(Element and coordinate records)

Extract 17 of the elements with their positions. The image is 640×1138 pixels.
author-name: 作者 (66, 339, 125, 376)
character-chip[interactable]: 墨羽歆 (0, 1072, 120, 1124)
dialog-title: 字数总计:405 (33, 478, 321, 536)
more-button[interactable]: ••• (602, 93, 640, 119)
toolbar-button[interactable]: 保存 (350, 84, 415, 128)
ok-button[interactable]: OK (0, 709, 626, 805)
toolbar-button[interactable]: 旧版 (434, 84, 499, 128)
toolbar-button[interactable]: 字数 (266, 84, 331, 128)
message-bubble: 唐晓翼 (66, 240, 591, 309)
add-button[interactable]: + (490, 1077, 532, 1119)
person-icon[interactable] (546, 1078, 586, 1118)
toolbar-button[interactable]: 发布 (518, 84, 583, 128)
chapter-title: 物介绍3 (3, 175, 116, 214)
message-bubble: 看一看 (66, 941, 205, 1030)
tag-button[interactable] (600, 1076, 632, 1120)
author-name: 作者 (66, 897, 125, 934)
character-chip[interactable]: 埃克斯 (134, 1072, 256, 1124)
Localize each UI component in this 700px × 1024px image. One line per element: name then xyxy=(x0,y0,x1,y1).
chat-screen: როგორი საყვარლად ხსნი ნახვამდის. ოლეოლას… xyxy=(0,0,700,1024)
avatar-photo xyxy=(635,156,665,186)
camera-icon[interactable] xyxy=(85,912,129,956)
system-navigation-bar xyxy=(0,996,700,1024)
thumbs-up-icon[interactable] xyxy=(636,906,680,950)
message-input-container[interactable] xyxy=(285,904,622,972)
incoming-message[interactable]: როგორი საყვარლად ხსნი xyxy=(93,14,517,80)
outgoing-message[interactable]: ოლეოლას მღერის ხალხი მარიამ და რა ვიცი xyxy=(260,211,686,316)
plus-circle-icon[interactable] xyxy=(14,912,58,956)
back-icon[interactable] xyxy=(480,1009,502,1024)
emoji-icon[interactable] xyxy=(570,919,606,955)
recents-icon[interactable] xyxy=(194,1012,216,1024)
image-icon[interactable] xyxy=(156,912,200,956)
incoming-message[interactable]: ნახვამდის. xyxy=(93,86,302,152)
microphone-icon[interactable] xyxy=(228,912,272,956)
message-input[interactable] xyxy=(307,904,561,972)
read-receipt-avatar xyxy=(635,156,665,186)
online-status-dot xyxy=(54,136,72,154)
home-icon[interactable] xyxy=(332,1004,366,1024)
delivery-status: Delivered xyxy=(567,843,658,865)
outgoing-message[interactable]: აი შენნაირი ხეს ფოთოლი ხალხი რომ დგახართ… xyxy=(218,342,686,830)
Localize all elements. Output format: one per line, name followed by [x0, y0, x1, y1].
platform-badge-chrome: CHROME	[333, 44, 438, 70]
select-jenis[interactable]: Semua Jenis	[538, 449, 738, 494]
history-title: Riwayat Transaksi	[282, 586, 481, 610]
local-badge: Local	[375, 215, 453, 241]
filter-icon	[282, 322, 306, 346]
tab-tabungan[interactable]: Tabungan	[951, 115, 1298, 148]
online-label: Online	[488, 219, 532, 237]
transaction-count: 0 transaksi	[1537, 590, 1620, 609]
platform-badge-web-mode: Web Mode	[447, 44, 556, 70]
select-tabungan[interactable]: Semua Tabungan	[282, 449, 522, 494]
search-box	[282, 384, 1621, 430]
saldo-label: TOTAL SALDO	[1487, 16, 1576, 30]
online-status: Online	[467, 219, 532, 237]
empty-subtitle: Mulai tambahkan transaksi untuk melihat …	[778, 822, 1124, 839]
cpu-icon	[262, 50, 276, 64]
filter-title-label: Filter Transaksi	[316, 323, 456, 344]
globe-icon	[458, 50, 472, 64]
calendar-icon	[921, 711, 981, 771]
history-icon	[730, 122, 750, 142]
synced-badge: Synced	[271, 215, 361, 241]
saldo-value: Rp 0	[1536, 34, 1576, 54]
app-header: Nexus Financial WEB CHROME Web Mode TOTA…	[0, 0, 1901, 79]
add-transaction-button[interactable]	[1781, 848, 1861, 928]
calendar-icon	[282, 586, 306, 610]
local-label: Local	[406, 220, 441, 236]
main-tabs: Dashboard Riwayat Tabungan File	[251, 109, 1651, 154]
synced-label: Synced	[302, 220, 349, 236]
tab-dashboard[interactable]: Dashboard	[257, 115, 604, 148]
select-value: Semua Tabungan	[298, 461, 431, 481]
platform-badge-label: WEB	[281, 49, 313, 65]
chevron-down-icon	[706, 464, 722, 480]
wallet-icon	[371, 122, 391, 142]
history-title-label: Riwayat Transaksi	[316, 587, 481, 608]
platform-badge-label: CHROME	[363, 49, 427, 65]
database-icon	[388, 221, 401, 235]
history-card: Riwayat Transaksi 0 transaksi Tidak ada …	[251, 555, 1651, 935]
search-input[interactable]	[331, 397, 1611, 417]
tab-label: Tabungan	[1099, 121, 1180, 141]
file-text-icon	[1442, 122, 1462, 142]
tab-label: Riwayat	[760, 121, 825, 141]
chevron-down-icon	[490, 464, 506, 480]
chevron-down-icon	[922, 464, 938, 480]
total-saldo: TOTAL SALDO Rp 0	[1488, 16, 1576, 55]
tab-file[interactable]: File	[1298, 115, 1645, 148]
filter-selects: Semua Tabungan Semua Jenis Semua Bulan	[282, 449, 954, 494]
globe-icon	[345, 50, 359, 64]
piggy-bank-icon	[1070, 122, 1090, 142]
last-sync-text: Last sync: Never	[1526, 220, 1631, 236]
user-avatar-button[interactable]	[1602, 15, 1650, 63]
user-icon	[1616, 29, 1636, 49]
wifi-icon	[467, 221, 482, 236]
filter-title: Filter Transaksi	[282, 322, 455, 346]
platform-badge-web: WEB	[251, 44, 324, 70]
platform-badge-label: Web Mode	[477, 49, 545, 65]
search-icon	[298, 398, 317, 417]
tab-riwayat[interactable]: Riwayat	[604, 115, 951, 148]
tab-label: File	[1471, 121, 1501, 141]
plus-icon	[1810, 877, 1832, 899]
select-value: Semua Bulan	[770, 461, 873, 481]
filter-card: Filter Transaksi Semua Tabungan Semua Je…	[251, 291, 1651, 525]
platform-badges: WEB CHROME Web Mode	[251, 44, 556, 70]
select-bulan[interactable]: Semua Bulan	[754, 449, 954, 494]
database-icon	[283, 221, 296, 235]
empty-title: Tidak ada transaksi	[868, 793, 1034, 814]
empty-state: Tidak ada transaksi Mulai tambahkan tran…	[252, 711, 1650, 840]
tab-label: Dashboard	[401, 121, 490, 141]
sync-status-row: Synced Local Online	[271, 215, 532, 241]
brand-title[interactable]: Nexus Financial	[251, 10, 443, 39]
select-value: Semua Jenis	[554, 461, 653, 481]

# SHORT TASK
Copy out every line of the items above without changing anything.

# WORKED SOLUTION
Extract 17 of the elements with their positions. The image is 640×1138 pixels.
author-name: 作者 (66, 339, 125, 376)
character-chip[interactable]: 墨羽歆 (0, 1072, 120, 1124)
dialog-title: 字数总计:405 (33, 478, 321, 536)
more-button[interactable]: ••• (602, 93, 640, 119)
toolbar-button[interactable]: 保存 (350, 84, 415, 128)
ok-button[interactable]: OK (0, 709, 626, 805)
toolbar-button[interactable]: 旧版 (434, 84, 499, 128)
toolbar-button[interactable]: 字数 (266, 84, 331, 128)
message-bubble: 唐晓翼 (66, 240, 591, 309)
add-button[interactable]: + (490, 1077, 532, 1119)
person-icon[interactable] (546, 1078, 586, 1118)
toolbar-button[interactable]: 发布 (518, 84, 583, 128)
chapter-title: 物介绍3 (3, 175, 116, 214)
message-bubble: 看一看 (66, 941, 205, 1030)
tag-button[interactable] (600, 1076, 632, 1120)
author-name: 作者 (66, 897, 125, 934)
character-chip[interactable]: 埃克斯 (134, 1072, 256, 1124)
Localize each UI component in this 700px × 1024px image. One line per element: name then xyxy=(x0,y0,x1,y1).
chat-screen: როგორი საყვარლად ხსნი ნახვამდის. ოლეოლას… xyxy=(0,0,700,1024)
avatar-photo xyxy=(635,156,665,186)
camera-icon[interactable] xyxy=(85,912,129,956)
system-navigation-bar xyxy=(0,996,700,1024)
thumbs-up-icon[interactable] xyxy=(636,906,680,950)
message-input-container[interactable] xyxy=(285,904,622,972)
incoming-message[interactable]: როგორი საყვარლად ხსნი xyxy=(93,14,517,80)
outgoing-message[interactable]: ოლეოლას მღერის ხალხი მარიამ და რა ვიცი xyxy=(260,211,686,316)
plus-circle-icon[interactable] xyxy=(14,912,58,956)
back-icon[interactable] xyxy=(480,1009,502,1024)
emoji-icon[interactable] xyxy=(570,919,606,955)
recents-icon[interactable] xyxy=(194,1012,216,1024)
image-icon[interactable] xyxy=(156,912,200,956)
incoming-message[interactable]: ნახვამდის. xyxy=(93,86,302,152)
microphone-icon[interactable] xyxy=(228,912,272,956)
message-input[interactable] xyxy=(307,904,561,972)
read-receipt-avatar xyxy=(635,156,665,186)
online-status-dot xyxy=(54,136,72,154)
home-icon[interactable] xyxy=(332,1004,366,1024)
delivery-status: Delivered xyxy=(567,843,658,865)
outgoing-message[interactable]: აი შენნაირი ხეს ფოთოლი ხალხი რომ დგახართ… xyxy=(218,342,686,830)
Localize all elements. Output format: one per line, name followed by [x0, y0, x1, y1].
platform-badge-chrome: CHROME	[333, 44, 438, 70]
select-jenis[interactable]: Semua Jenis	[538, 449, 738, 494]
history-title: Riwayat Transaksi	[282, 586, 481, 610]
local-badge: Local	[375, 215, 453, 241]
filter-icon	[282, 322, 306, 346]
tab-tabungan[interactable]: Tabungan	[951, 115, 1298, 148]
online-label: Online	[488, 219, 532, 237]
transaction-count: 0 transaksi	[1537, 590, 1620, 609]
platform-badge-web-mode: Web Mode	[447, 44, 556, 70]
select-tabungan[interactable]: Semua Tabungan	[282, 449, 522, 494]
search-box	[282, 384, 1621, 430]
saldo-label: TOTAL SALDO	[1487, 16, 1576, 30]
online-status: Online	[467, 219, 532, 237]
empty-subtitle: Mulai tambahkan transaksi untuk melihat …	[778, 822, 1124, 839]
cpu-icon	[262, 50, 276, 64]
filter-title-label: Filter Transaksi	[316, 323, 456, 344]
globe-icon	[458, 50, 472, 64]
calendar-icon	[921, 711, 981, 771]
history-icon	[730, 122, 750, 142]
synced-badge: Synced	[271, 215, 361, 241]
saldo-value: Rp 0	[1536, 34, 1576, 54]
app-header: Nexus Financial WEB CHROME Web Mode TOTA…	[0, 0, 1901, 79]
add-transaction-button[interactable]	[1781, 848, 1861, 928]
calendar-icon	[282, 586, 306, 610]
local-label: Local	[406, 220, 441, 236]
main-tabs: Dashboard Riwayat Tabungan File	[251, 109, 1651, 154]
synced-label: Synced	[302, 220, 349, 236]
tab-dashboard[interactable]: Dashboard	[257, 115, 604, 148]
select-value: Semua Tabungan	[298, 461, 431, 481]
platform-badge-label: WEB	[281, 49, 313, 65]
chevron-down-icon	[706, 464, 722, 480]
wallet-icon	[371, 122, 391, 142]
history-title-label: Riwayat Transaksi	[316, 587, 481, 608]
platform-badge-label: CHROME	[363, 49, 427, 65]
database-icon	[388, 221, 401, 235]
history-card: Riwayat Transaksi 0 transaksi Tidak ada …	[251, 555, 1651, 935]
search-input[interactable]	[331, 397, 1611, 417]
tab-label: Tabungan	[1099, 121, 1180, 141]
file-text-icon	[1442, 122, 1462, 142]
tab-label: Riwayat	[760, 121, 825, 141]
chevron-down-icon	[490, 464, 506, 480]
chevron-down-icon	[922, 464, 938, 480]
total-saldo: TOTAL SALDO Rp 0	[1488, 16, 1576, 55]
tab-file[interactable]: File	[1298, 115, 1645, 148]
filter-selects: Semua Tabungan Semua Jenis Semua Bulan	[282, 449, 954, 494]
globe-icon	[345, 50, 359, 64]
piggy-bank-icon	[1070, 122, 1090, 142]
last-sync-text: Last sync: Never	[1526, 220, 1631, 236]
user-avatar-button[interactable]	[1602, 15, 1650, 63]
user-icon	[1616, 29, 1636, 49]
wifi-icon	[467, 221, 482, 236]
filter-title: Filter Transaksi	[282, 322, 455, 346]
platform-badge-web: WEB	[251, 44, 324, 70]
platform-badge-label: Web Mode	[477, 49, 545, 65]
search-icon	[298, 398, 317, 417]
tab-riwayat[interactable]: Riwayat	[604, 115, 951, 148]
tab-label: File	[1471, 121, 1501, 141]
plus-icon	[1810, 877, 1832, 899]
select-value: Semua Bulan	[770, 461, 873, 481]
filter-card: Filter Transaksi Semua Tabungan Semua Je…	[251, 291, 1651, 525]
platform-badges: WEB CHROME Web Mode	[251, 44, 556, 70]
select-bulan[interactable]: Semua Bulan	[754, 449, 954, 494]
database-icon	[283, 221, 296, 235]
empty-title: Tidak ada transaksi	[868, 793, 1034, 814]
empty-state: Tidak ada transaksi Mulai tambahkan tran…	[252, 711, 1650, 840]
tab-label: Dashboard	[401, 121, 490, 141]
sync-status-row: Synced Local Online	[271, 215, 532, 241]
brand-title[interactable]: Nexus Financial	[251, 10, 443, 39]
select-value: Semua Jenis	[554, 461, 653, 481]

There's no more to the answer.